───── Data for this task ─────
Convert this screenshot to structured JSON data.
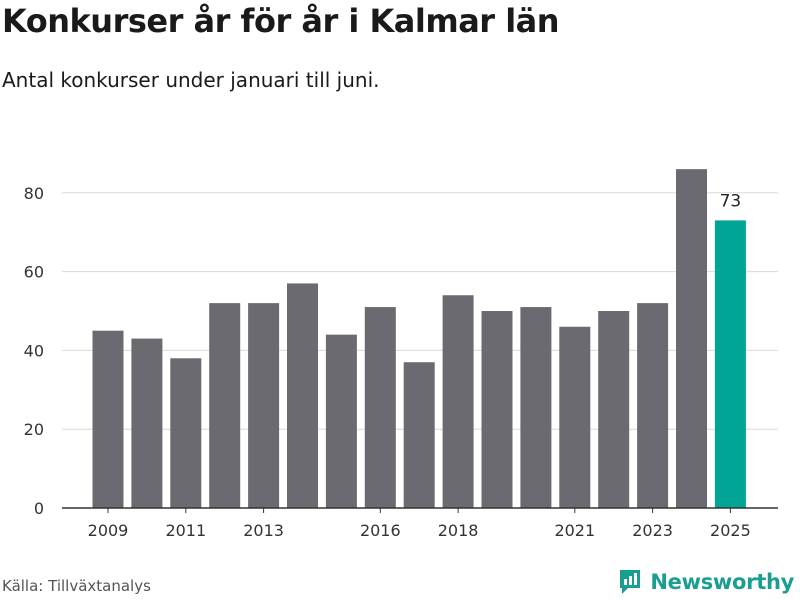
{
  "header": {
    "title": "Konkurser år för år i Kalmar län",
    "subtitle": "Antal konkurser under januari till juni."
  },
  "footer": {
    "source": "Källa: Tillväxtanalys",
    "brand": "Newsworthy",
    "brand_icon": "newsworthy-logo-icon"
  },
  "colors": {
    "bar": "#6b6a70",
    "highlight": "#00a596",
    "grid": "#d9d9d9",
    "brand": "#1a9e8f"
  },
  "chart_data": {
    "type": "bar",
    "title": "Konkurser år för år i Kalmar län",
    "subtitle": "Antal konkurser under januari till juni.",
    "xlabel": "",
    "ylabel": "",
    "categories": [
      "2009",
      "2010",
      "2011",
      "2012",
      "2013",
      "2014",
      "2015",
      "2016",
      "2017",
      "2018",
      "2019",
      "2020",
      "2021",
      "2022",
      "2023",
      "2024",
      "2025"
    ],
    "values": [
      45,
      43,
      38,
      52,
      52,
      57,
      44,
      51,
      37,
      54,
      50,
      51,
      46,
      50,
      52,
      86,
      73
    ],
    "x_tick_labels": [
      "2009",
      "2011",
      "2013",
      "2016",
      "2018",
      "2021",
      "2023",
      "2025"
    ],
    "yticks": [
      0,
      20,
      40,
      60,
      80
    ],
    "ylim": [
      0,
      86
    ],
    "grid": true,
    "legend": "none",
    "highlight_index": 16,
    "data_labels": [
      {
        "index": 16,
        "text": "73"
      }
    ]
  }
}
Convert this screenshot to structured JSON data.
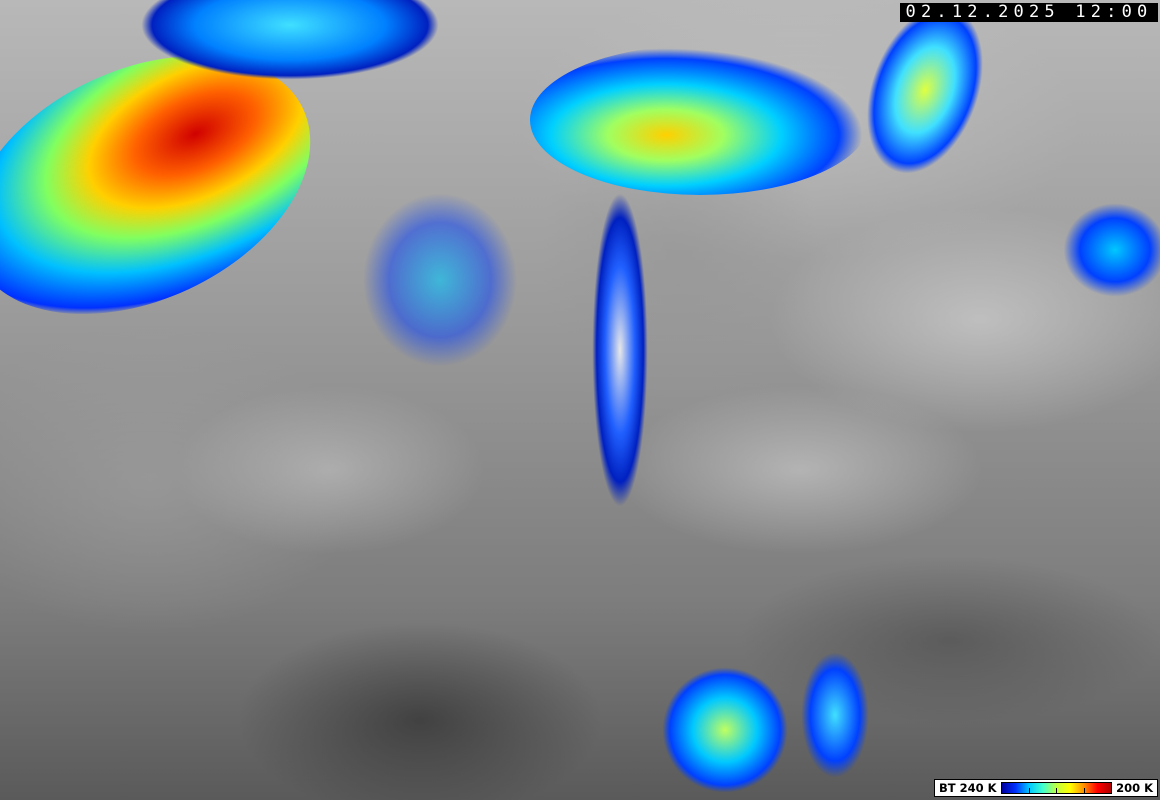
{
  "timestamp": "02.12.2025 12:00",
  "legend": {
    "left_label": "BT 240 K",
    "right_label": "200 K",
    "colors": [
      "#0000a0",
      "#0030ff",
      "#00c8ff",
      "#40ffd0",
      "#c0ff40",
      "#ffff00",
      "#ff9000",
      "#ff0000",
      "#b00000"
    ]
  }
}
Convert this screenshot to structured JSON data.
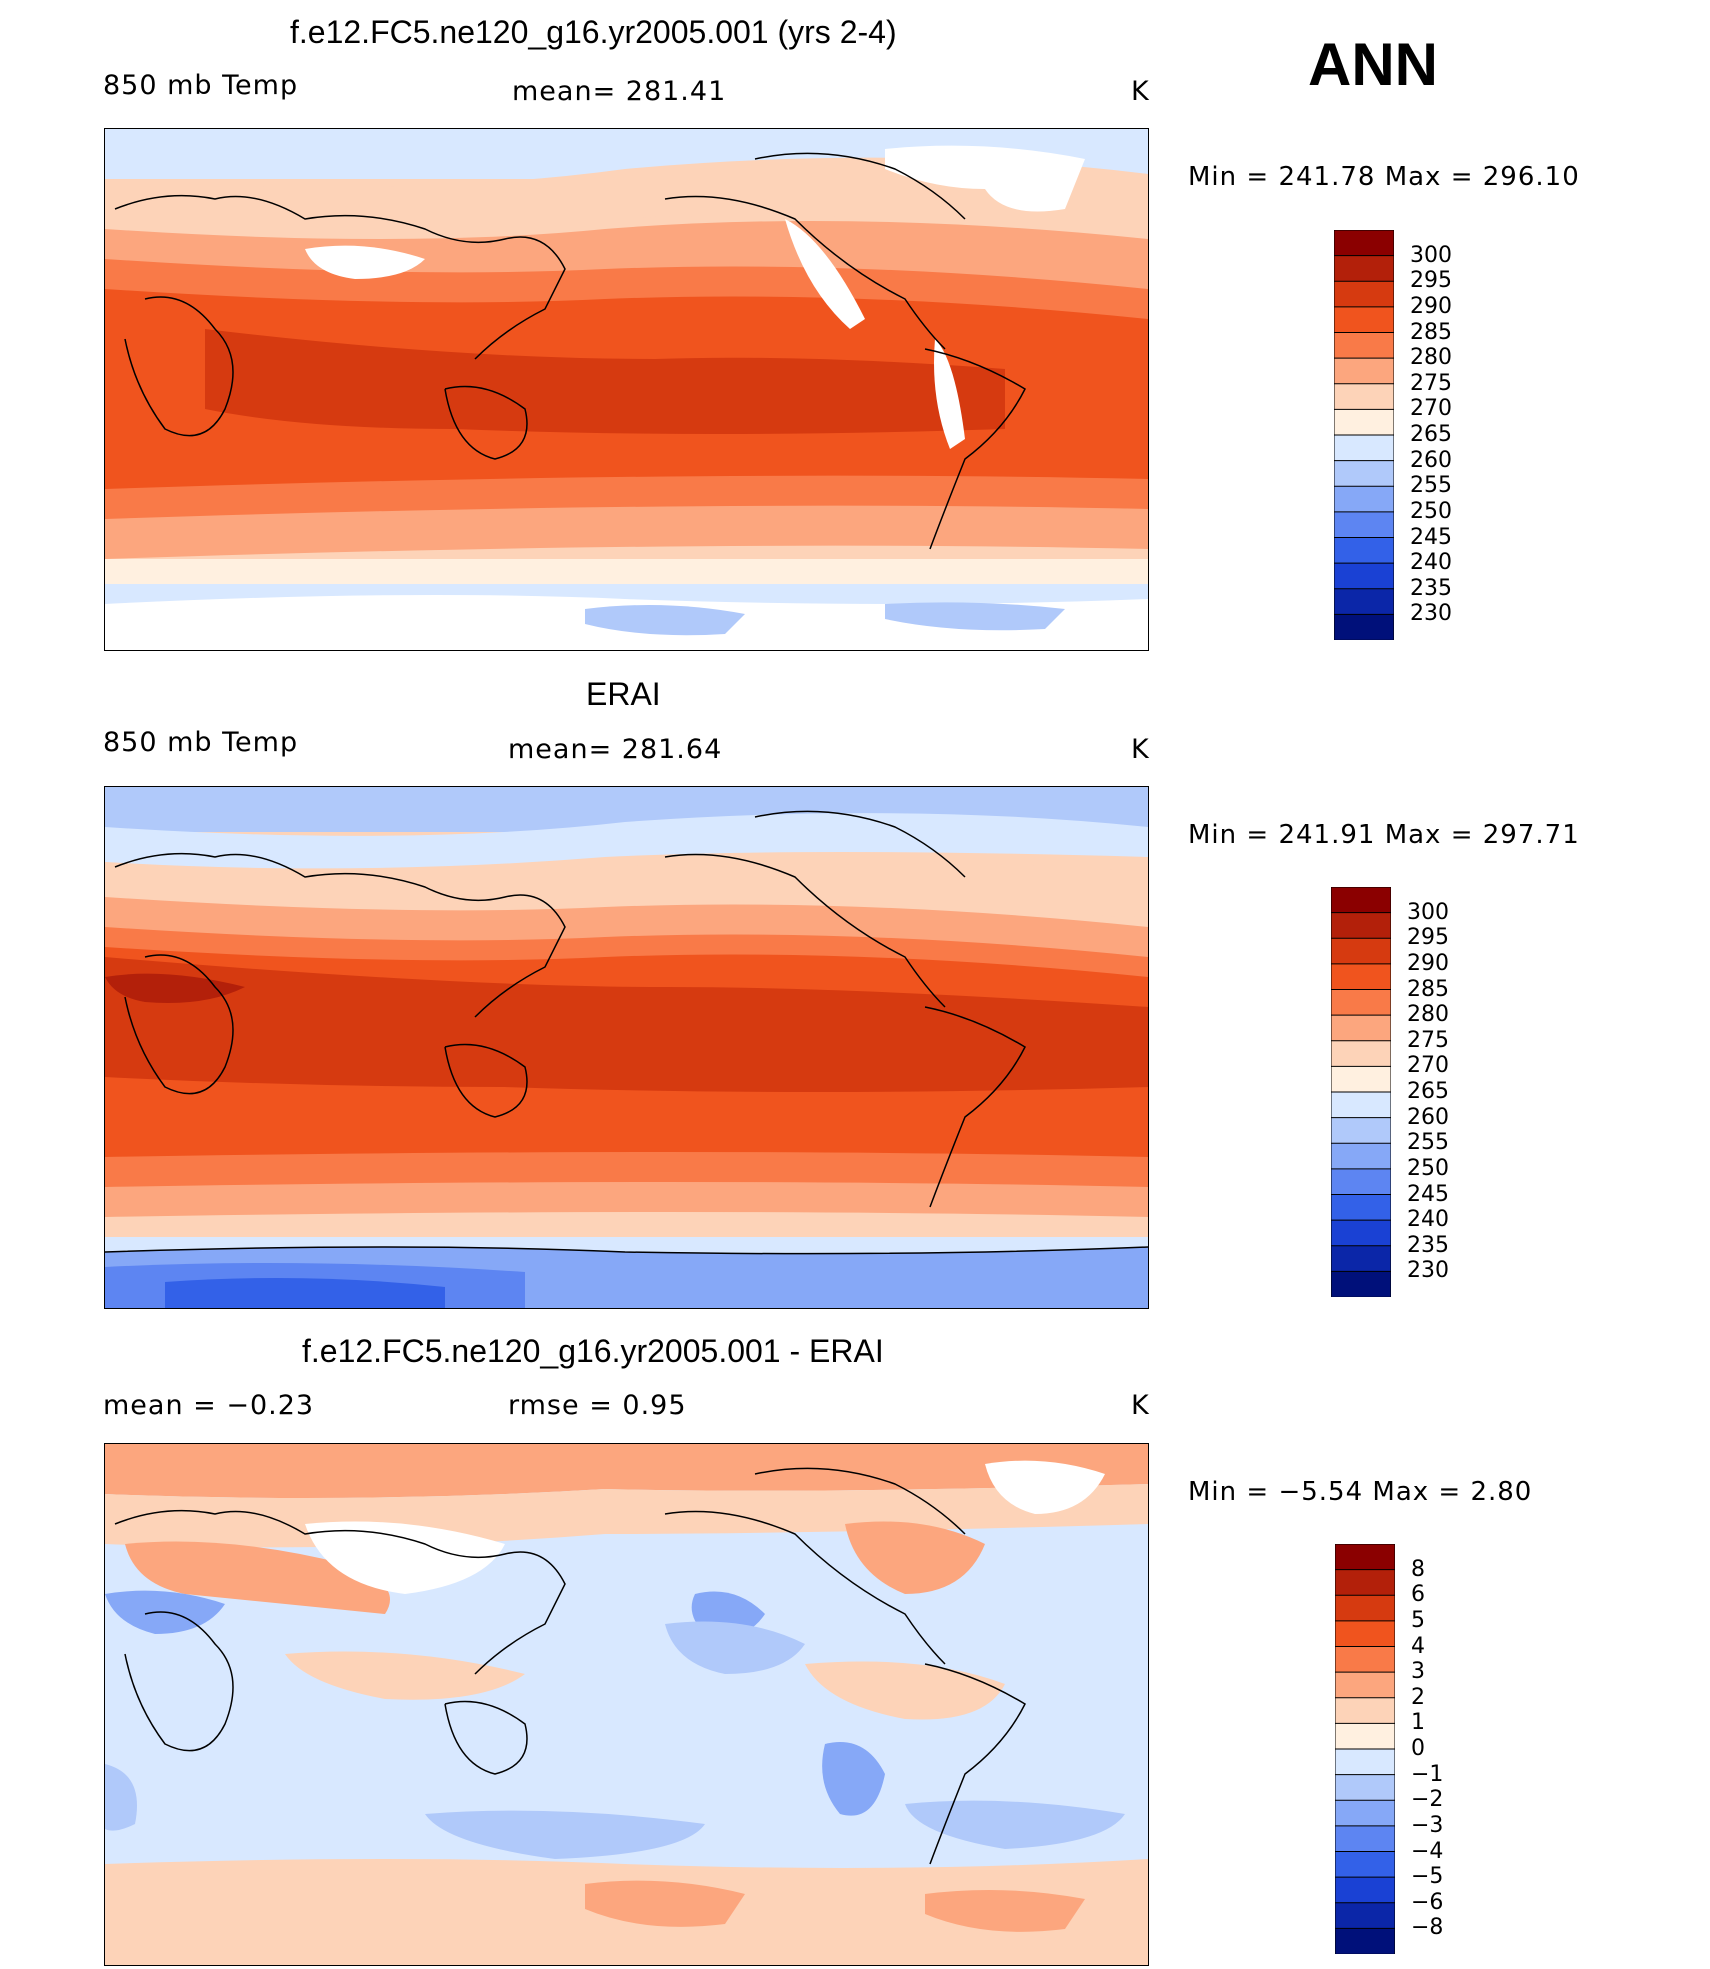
{
  "season": "ANN",
  "units_label": "K",
  "panels": [
    {
      "title": "f.e12.FC5.ne120_g16.yr2005.001 (yrs 2-4)",
      "left_label": "850 mb Temp",
      "center_label": "mean= 281.41",
      "right_label": "K",
      "minmax": "Min = 241.78 Max = 296.10",
      "colorbar_ticks": [
        "300",
        "295",
        "290",
        "285",
        "280",
        "275",
        "270",
        "265",
        "260",
        "255",
        "250",
        "245",
        "240",
        "235",
        "230"
      ],
      "colorbar_colors": [
        "#8b0000",
        "#b3200a",
        "#d63a10",
        "#f0541e",
        "#f97a48",
        "#fca67e",
        "#fdd3b8",
        "#fff0e0",
        "#d8e8ff",
        "#b0c9fa",
        "#86a8f7",
        "#5d85f2",
        "#3361e8",
        "#1a41d4",
        "#0b26a8",
        "#00107a"
      ]
    },
    {
      "title": "ERAI",
      "left_label": "850 mb Temp",
      "center_label": "mean= 281.64",
      "right_label": "K",
      "minmax": "Min = 241.91 Max = 297.71",
      "colorbar_ticks": [
        "300",
        "295",
        "290",
        "285",
        "280",
        "275",
        "270",
        "265",
        "260",
        "255",
        "250",
        "245",
        "240",
        "235",
        "230"
      ],
      "colorbar_colors": [
        "#8b0000",
        "#b3200a",
        "#d63a10",
        "#f0541e",
        "#f97a48",
        "#fca67e",
        "#fdd3b8",
        "#fff0e0",
        "#d8e8ff",
        "#b0c9fa",
        "#86a8f7",
        "#5d85f2",
        "#3361e8",
        "#1a41d4",
        "#0b26a8",
        "#00107a"
      ]
    },
    {
      "title": "f.e12.FC5.ne120_g16.yr2005.001 - ERAI",
      "left_label": "mean =   −0.23",
      "center_label": "rmse =    0.95",
      "right_label": "K",
      "minmax": "Min =   −5.54 Max =     2.80",
      "colorbar_ticks": [
        "8",
        "6",
        "5",
        "4",
        "3",
        "2",
        "1",
        "0",
        "−1",
        "−2",
        "−3",
        "−4",
        "−5",
        "−6",
        "−8"
      ],
      "colorbar_colors": [
        "#8b0000",
        "#b3200a",
        "#d63a10",
        "#f0541e",
        "#f97a48",
        "#fca67e",
        "#fdd3b8",
        "#fff0e0",
        "#d8e8ff",
        "#b0c9fa",
        "#86a8f7",
        "#5d85f2",
        "#3361e8",
        "#1a41d4",
        "#0b26a8",
        "#00107a"
      ]
    }
  ],
  "chart_data": [
    {
      "type": "heatmap",
      "title": "f.e12.FC5.ne120_g16.yr2005.001 (yrs 2-4)",
      "variable": "850 mb Temp",
      "units": "K",
      "mean": 281.41,
      "min": 241.78,
      "max": 296.1,
      "levels": [
        230,
        235,
        240,
        245,
        250,
        255,
        260,
        265,
        270,
        275,
        280,
        285,
        290,
        295,
        300
      ]
    },
    {
      "type": "heatmap",
      "title": "ERAI",
      "variable": "850 mb Temp",
      "units": "K",
      "mean": 281.64,
      "min": 241.91,
      "max": 297.71,
      "levels": [
        230,
        235,
        240,
        245,
        250,
        255,
        260,
        265,
        270,
        275,
        280,
        285,
        290,
        295,
        300
      ]
    },
    {
      "type": "heatmap",
      "title": "f.e12.FC5.ne120_g16.yr2005.001 - ERAI",
      "units": "K",
      "mean": -0.23,
      "rmse": 0.95,
      "min": -5.54,
      "max": 2.8,
      "levels": [
        -8,
        -6,
        -5,
        -4,
        -3,
        -2,
        -1,
        0,
        1,
        2,
        3,
        4,
        5,
        6,
        8
      ]
    }
  ]
}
─────
**Goal:** Repeat each record exactly as shown above, dropping all images.

**Worked answer:**
Convert this screenshot to structured JSON data.
{
  "header": {
    "title": "Konkurser år för år i Kalmar län",
    "subtitle": "Antal konkurser under januari till juni."
  },
  "footer": {
    "source": "Källa: Tillväxtanalys",
    "brand": "Newsworthy",
    "brand_icon": "newsworthy-logo-icon"
  },
  "colors": {
    "bar": "#6b6a70",
    "highlight": "#00a596",
    "grid": "#d9d9d9",
    "brand": "#1a9e8f"
  },
  "chart_data": {
    "type": "bar",
    "title": "Konkurser år för år i Kalmar län",
    "subtitle": "Antal konkurser under januari till juni.",
    "xlabel": "",
    "ylabel": "",
    "categories": [
      "2009",
      "2010",
      "2011",
      "2012",
      "2013",
      "2014",
      "2015",
      "2016",
      "2017",
      "2018",
      "2019",
      "2020",
      "2021",
      "2022",
      "2023",
      "2024",
      "2025"
    ],
    "values": [
      45,
      43,
      38,
      52,
      52,
      57,
      44,
      51,
      37,
      54,
      50,
      51,
      46,
      50,
      52,
      86,
      73
    ],
    "x_tick_labels": [
      "2009",
      "2011",
      "2013",
      "2016",
      "2018",
      "2021",
      "2023",
      "2025"
    ],
    "yticks": [
      0,
      20,
      40,
      60,
      80
    ],
    "ylim": [
      0,
      86
    ],
    "grid": true,
    "legend": "none",
    "highlight_index": 16,
    "data_labels": [
      {
        "index": 16,
        "text": "73"
      }
    ]
  }
}
Convert this screenshot to structured JSON data.
{
  "timestamp": "02.12.2025 12:00",
  "legend": {
    "left_label": "BT 240 K",
    "right_label": "200 K",
    "colors": [
      "#0000a0",
      "#0030ff",
      "#00c8ff",
      "#40ffd0",
      "#c0ff40",
      "#ffff00",
      "#ff9000",
      "#ff0000",
      "#b00000"
    ]
  }
}
Convert this screenshot to structured JSON data.
{
  "season": "ANN",
  "units_label": "K",
  "panels": [
    {
      "title": "f.e12.FC5.ne120_g16.yr2005.001 (yrs 2-4)",
      "left_label": "850 mb Temp",
      "center_label": "mean= 281.41",
      "right_label": "K",
      "minmax": "Min = 241.78 Max = 296.10",
      "colorbar_ticks": [
        "300",
        "295",
        "290",
        "285",
        "280",
        "275",
        "270",
        "265",
        "260",
        "255",
        "250",
        "245",
        "240",
        "235",
        "230"
      ],
      "colorbar_colors": [
        "#8b0000",
        "#b3200a",
        "#d63a10",
        "#f0541e",
        "#f97a48",
        "#fca67e",
        "#fdd3b8",
        "#fff0e0",
        "#d8e8ff",
        "#b0c9fa",
        "#86a8f7",
        "#5d85f2",
        "#3361e8",
        "#1a41d4",
        "#0b26a8",
        "#00107a"
      ]
    },
    {
      "title": "ERAI",
      "left_label": "850 mb Temp",
      "center_label": "mean= 281.64",
      "right_label": "K",
      "minmax": "Min = 241.91 Max = 297.71",
      "colorbar_ticks": [
        "300",
        "295",
        "290",
        "285",
        "280",
        "275",
        "270",
        "265",
        "260",
        "255",
        "250",
        "245",
        "240",
        "235",
        "230"
      ],
      "colorbar_colors": [
        "#8b0000",
        "#b3200a",
        "#d63a10",
        "#f0541e",
        "#f97a48",
        "#fca67e",
        "#fdd3b8",
        "#fff0e0",
        "#d8e8ff",
        "#b0c9fa",
        "#86a8f7",
        "#5d85f2",
        "#3361e8",
        "#1a41d4",
        "#0b26a8",
        "#00107a"
      ]
    },
    {
      "title": "f.e12.FC5.ne120_g16.yr2005.001 - ERAI",
      "left_label": "mean =   −0.23",
      "center_label": "rmse =    0.95",
      "right_label": "K",
      "minmax": "Min =   −5.54 Max =     2.80",
      "colorbar_ticks": [
        "8",
        "6",
        "5",
        "4",
        "3",
        "2",
        "1",
        "0",
        "−1",
        "−2",
        "−3",
        "−4",
        "−5",
        "−6",
        "−8"
      ],
      "colorbar_colors": [
        "#8b0000",
        "#b3200a",
        "#d63a10",
        "#f0541e",
        "#f97a48",
        "#fca67e",
        "#fdd3b8",
        "#fff0e0",
        "#d8e8ff",
        "#b0c9fa",
        "#86a8f7",
        "#5d85f2",
        "#3361e8",
        "#1a41d4",
        "#0b26a8",
        "#00107a"
      ]
    }
  ],
  "chart_data": [
    {
      "type": "heatmap",
      "title": "f.e12.FC5.ne120_g16.yr2005.001 (yrs 2-4)",
      "variable": "850 mb Temp",
      "units": "K",
      "mean": 281.41,
      "min": 241.78,
      "max": 296.1,
      "levels": [
        230,
        235,
        240,
        245,
        250,
        255,
        260,
        265,
        270,
        275,
        280,
        285,
        290,
        295,
        300
      ]
    },
    {
      "type": "heatmap",
      "title": "ERAI",
      "variable": "850 mb Temp",
      "units": "K",
      "mean": 281.64,
      "min": 241.91,
      "max": 297.71,
      "levels": [
        230,
        235,
        240,
        245,
        250,
        255,
        260,
        265,
        270,
        275,
        280,
        285,
        290,
        295,
        300
      ]
    },
    {
      "type": "heatmap",
      "title": "f.e12.FC5.ne120_g16.yr2005.001 - ERAI",
      "units": "K",
      "mean": -0.23,
      "rmse": 0.95,
      "min": -5.54,
      "max": 2.8,
      "levels": [
        -8,
        -6,
        -5,
        -4,
        -3,
        -2,
        -1,
        0,
        1,
        2,
        3,
        4,
        5,
        6,
        8
      ]
    }
  ]
}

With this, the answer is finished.